__Entries taken from a collection__.
:::

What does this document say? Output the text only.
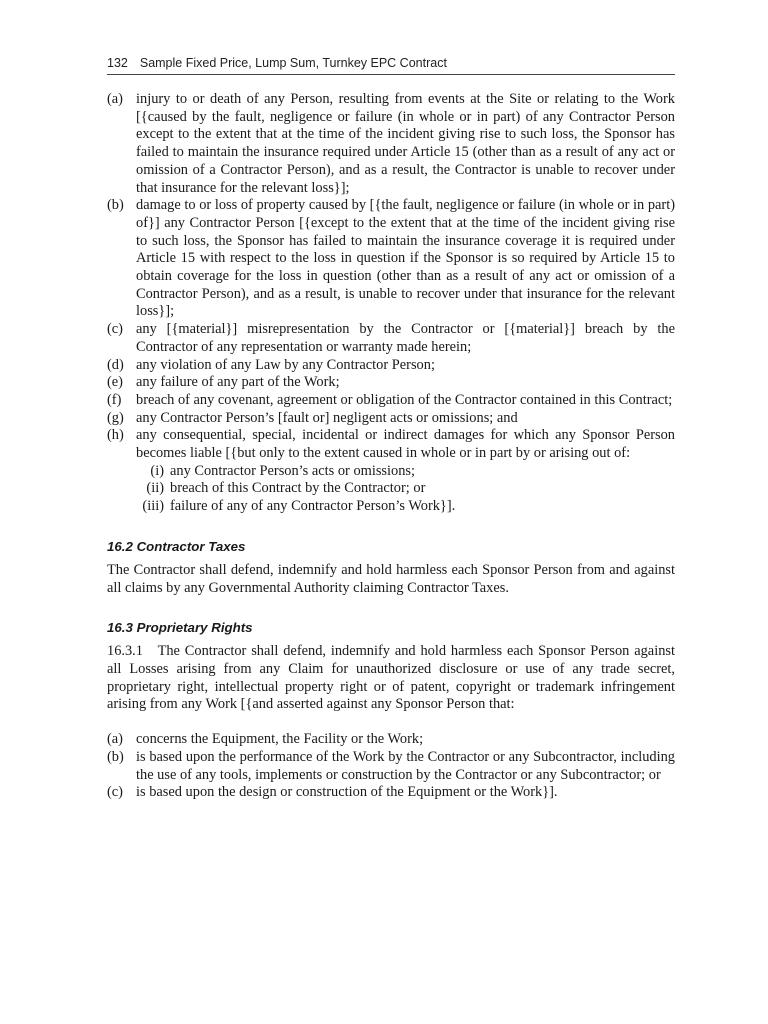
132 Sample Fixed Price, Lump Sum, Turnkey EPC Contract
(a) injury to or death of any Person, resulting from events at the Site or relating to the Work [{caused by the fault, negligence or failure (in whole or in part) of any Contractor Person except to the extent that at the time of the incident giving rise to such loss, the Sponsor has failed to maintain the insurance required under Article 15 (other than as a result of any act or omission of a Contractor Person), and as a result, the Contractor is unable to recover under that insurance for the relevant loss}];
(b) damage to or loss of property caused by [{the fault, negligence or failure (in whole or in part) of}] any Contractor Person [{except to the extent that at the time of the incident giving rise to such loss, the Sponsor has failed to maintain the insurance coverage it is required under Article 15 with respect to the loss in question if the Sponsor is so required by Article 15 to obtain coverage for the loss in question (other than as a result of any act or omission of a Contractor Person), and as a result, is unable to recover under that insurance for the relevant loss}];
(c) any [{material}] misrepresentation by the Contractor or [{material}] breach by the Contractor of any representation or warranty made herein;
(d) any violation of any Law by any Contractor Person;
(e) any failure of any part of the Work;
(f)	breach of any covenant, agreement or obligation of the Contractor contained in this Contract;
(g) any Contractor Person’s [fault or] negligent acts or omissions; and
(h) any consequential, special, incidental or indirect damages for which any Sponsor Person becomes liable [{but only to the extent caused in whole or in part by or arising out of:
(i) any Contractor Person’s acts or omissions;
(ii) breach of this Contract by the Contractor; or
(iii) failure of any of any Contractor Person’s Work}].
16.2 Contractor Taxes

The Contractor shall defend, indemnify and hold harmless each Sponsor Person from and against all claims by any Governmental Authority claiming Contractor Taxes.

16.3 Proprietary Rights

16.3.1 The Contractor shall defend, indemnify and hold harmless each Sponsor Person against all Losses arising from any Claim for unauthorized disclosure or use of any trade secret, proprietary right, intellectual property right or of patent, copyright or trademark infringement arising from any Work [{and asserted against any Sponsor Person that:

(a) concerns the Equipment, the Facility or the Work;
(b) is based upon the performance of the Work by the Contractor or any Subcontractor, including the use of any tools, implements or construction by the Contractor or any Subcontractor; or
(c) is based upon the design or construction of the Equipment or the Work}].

:::

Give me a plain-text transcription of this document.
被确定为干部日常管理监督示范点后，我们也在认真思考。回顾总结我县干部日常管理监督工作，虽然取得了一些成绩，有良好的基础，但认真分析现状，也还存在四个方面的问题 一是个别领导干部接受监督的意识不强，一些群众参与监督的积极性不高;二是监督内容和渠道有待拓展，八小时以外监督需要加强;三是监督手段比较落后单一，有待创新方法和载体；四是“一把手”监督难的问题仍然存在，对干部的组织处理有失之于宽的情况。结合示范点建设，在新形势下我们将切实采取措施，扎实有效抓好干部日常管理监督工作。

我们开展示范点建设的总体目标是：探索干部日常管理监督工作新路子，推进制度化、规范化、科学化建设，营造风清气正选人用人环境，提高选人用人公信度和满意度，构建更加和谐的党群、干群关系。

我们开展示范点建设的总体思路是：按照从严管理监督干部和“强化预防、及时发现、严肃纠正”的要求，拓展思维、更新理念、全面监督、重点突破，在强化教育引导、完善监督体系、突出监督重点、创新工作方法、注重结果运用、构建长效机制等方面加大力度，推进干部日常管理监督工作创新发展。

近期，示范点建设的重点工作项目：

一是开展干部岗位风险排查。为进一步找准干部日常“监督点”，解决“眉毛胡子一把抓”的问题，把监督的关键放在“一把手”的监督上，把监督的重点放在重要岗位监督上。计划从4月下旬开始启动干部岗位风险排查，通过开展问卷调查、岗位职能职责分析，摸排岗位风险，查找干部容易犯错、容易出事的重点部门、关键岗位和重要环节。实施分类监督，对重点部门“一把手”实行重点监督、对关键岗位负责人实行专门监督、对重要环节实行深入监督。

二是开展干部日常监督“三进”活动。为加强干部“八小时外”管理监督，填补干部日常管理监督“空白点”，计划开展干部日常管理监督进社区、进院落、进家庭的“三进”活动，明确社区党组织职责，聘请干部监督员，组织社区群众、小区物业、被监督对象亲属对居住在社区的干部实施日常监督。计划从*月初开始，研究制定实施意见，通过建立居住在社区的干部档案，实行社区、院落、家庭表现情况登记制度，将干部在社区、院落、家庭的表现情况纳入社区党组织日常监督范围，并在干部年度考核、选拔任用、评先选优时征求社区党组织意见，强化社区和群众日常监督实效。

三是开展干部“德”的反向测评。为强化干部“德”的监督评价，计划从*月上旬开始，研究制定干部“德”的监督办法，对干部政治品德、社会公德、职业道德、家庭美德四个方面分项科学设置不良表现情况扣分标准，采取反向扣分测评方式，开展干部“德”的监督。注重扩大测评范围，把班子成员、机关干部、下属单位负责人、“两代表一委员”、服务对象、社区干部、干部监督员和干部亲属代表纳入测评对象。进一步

:::

__TASK__.
Pick out and copy the lines of the entries that hold the string "time".

__CORRECT OUTPUT__.
(a) injury to or death of any Person, resulting from events at the Site or relating to the Work [{caused by the fault, negligence or failure (in whole or in part) of any Contractor Person except to the extent that at the time of the incident giving rise to such loss, the Sponsor has failed to maintain the insurance required under Article 15 (other than as a result of any act or omission of a Contractor Person), and as a result, the Contractor is unable to recover under that insurance for the relevant loss}];
(b) damage to or loss of property caused by [{the fault, negligence or failure (in whole or in part) of}] any Contractor Person [{except to the extent that at the time of the incident giving rise to such loss, the Sponsor has failed to maintain the insurance coverage it is required under Article 15 with respect to the loss in question if the Sponsor is so required by Article 15 to obtain coverage for the loss in question (other than as a result of any act or omission of a Contractor Person), and as a result, is unable to recover under that insurance for the relevant loss}];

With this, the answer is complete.